┌─ DATA LISTING

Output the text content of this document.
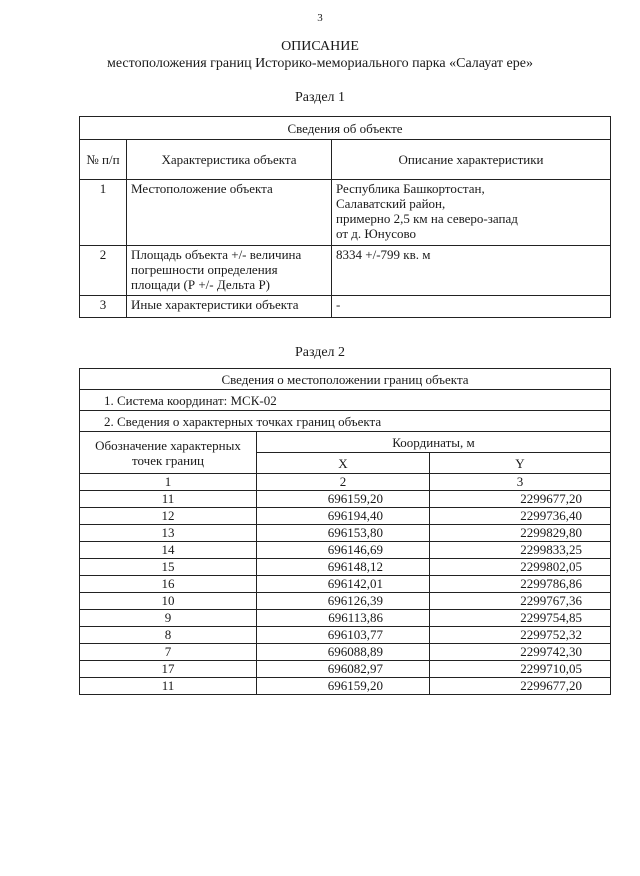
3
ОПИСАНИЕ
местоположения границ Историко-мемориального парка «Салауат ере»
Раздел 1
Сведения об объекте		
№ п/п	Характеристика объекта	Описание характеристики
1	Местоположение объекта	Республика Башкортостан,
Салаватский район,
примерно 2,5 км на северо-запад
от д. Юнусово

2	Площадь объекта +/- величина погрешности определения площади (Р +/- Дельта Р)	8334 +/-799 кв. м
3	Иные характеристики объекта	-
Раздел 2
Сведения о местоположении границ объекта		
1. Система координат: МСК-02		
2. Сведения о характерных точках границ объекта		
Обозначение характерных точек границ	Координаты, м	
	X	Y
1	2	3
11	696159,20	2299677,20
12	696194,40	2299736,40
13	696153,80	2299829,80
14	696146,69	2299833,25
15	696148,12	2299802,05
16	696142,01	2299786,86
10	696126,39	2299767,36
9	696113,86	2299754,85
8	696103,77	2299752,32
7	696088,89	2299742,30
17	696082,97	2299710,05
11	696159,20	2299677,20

└─

== TASK TO COMPLETE ==
Every entry above needs to be retyped exactly; drop the pictures.

== SOLUTION TO THIS EXERCISE ==
Output the text content of this document.
3
ОПИСАНИЕ
местоположения границ Историко-мемориального парка «Салауат ере»
Раздел 1
Сведения об объекте		
№ п/п	Характеристика объекта	Описание характеристики
1	Местоположение объекта	Республика Башкортостан,
Салаватский район,
примерно 2,5 км на северо-запад
от д. Юнусово

2	Площадь объекта +/- величина погрешности определения площади (Р +/- Дельта Р)	8334 +/-799 кв. м
3	Иные характеристики объекта	-
Раздел 2
Сведения о местоположении границ объекта		
1. Система координат: МСК-02		
2. Сведения о характерных точках границ объекта		
Обозначение характерных точек границ	Координаты, м	
	X	Y
1	2	3
11	696159,20	2299677,20
12	696194,40	2299736,40
13	696153,80	2299829,80
14	696146,69	2299833,25
15	696148,12	2299802,05
16	696142,01	2299786,86
10	696126,39	2299767,36
9	696113,86	2299754,85
8	696103,77	2299752,32
7	696088,89	2299742,30
17	696082,97	2299710,05
11	696159,20	2299677,20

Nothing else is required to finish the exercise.